** START SUPPLIED ENTRIES **

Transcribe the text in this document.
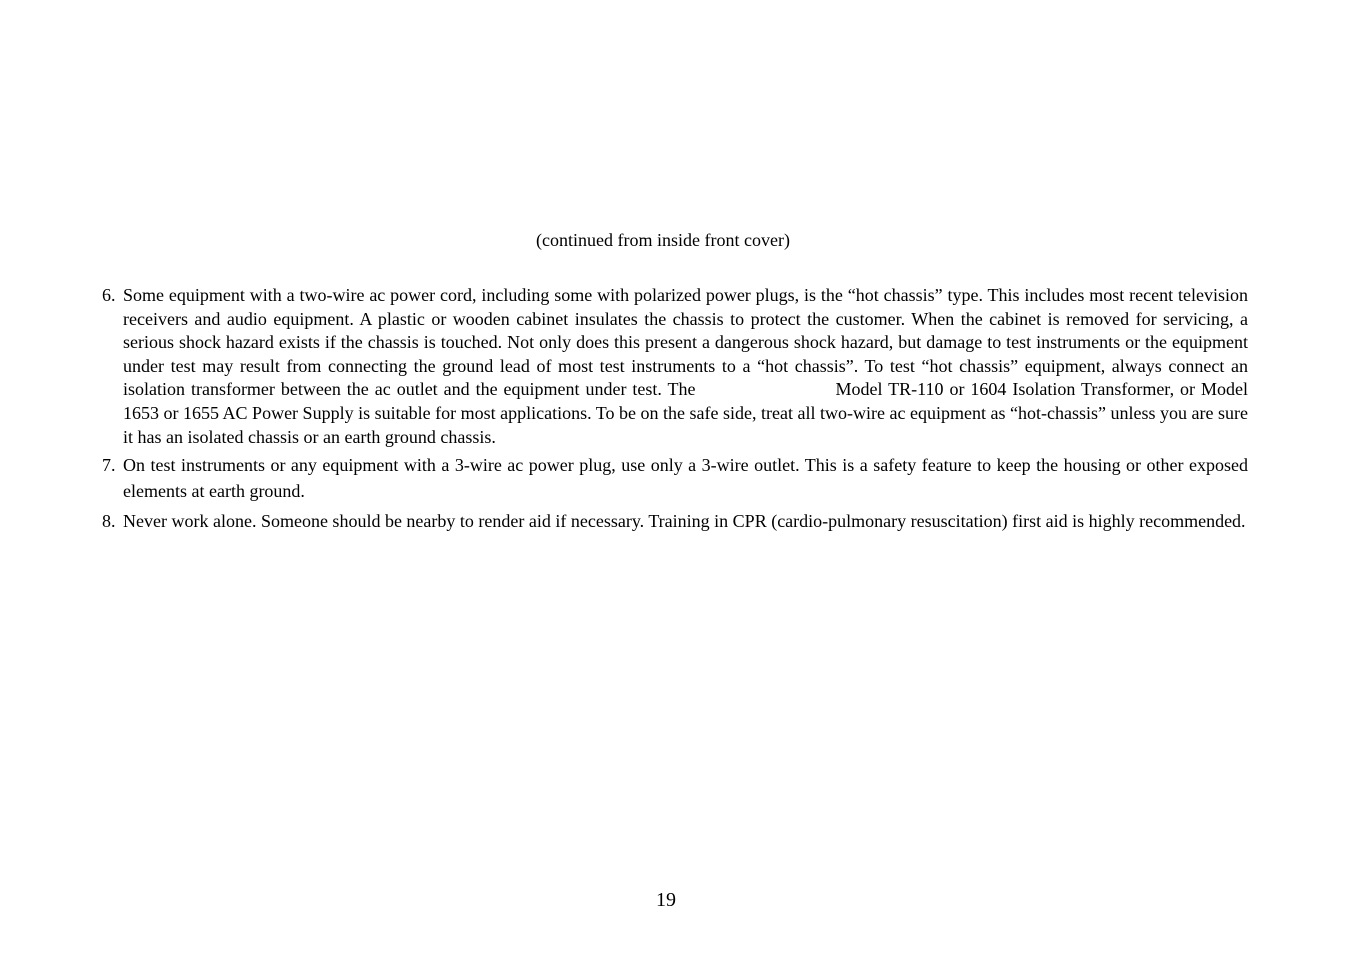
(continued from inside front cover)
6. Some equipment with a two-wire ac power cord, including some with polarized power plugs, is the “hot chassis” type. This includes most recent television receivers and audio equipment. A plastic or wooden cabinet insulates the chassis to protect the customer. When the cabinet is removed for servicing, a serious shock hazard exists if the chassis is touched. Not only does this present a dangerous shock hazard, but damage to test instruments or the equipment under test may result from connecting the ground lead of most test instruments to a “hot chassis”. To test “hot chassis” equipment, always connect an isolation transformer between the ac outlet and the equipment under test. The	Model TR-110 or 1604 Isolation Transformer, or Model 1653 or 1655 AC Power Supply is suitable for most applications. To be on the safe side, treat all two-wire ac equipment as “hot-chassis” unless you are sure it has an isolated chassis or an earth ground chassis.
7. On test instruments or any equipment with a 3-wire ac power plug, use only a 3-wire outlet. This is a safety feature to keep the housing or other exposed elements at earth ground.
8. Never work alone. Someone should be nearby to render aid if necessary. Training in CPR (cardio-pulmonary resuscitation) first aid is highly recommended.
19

** END SUPPLIED ENTRIES **
** START SUPPLIED ENTRIES **

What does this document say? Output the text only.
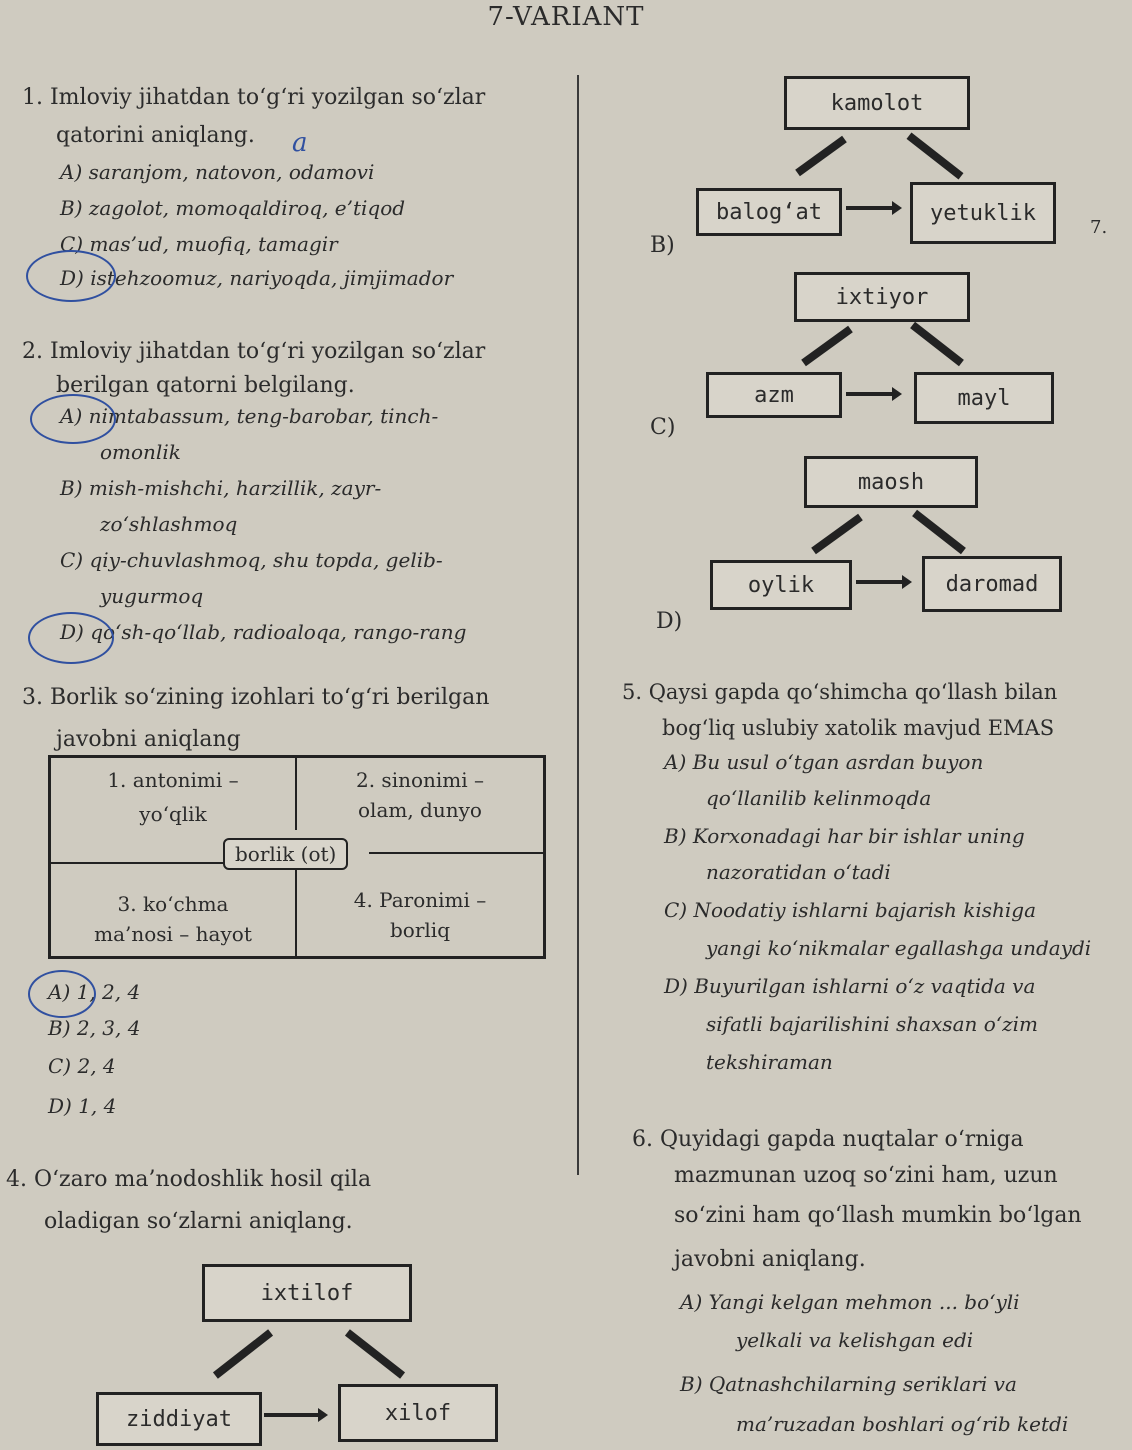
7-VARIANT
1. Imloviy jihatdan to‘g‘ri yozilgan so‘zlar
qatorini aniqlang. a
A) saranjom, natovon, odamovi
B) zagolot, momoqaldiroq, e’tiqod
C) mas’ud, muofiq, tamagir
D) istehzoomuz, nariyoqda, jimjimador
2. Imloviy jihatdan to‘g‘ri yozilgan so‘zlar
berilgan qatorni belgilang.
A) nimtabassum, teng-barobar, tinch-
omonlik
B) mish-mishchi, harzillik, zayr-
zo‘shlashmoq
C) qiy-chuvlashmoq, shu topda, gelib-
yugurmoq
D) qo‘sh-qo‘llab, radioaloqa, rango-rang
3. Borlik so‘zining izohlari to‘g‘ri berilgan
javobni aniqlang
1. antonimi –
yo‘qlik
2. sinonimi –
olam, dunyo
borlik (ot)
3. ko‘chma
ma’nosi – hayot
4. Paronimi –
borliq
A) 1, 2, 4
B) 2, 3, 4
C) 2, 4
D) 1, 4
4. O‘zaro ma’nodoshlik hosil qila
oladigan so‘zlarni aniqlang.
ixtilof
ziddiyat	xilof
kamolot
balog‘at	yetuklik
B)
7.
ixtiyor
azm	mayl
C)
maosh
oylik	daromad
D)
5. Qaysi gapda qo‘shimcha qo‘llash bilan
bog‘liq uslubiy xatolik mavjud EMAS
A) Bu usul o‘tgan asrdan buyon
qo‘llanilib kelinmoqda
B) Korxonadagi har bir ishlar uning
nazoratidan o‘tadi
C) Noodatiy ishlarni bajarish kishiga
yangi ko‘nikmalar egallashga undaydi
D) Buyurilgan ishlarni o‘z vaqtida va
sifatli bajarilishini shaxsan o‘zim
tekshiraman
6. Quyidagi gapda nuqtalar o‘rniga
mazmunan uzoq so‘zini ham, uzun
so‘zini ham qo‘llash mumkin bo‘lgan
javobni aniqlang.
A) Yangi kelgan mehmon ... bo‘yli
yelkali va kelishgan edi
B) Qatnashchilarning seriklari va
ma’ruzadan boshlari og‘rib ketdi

** END SUPPLIED ENTRIES **

- **THE TASK**
Pick every line with "Imloviy" in it and copy it.

- **TASK RESULT**
1. Imloviy jihatdan to‘g‘ri yozilgan so‘zlar
2. Imloviy jihatdan to‘g‘ri yozilgan so‘zlar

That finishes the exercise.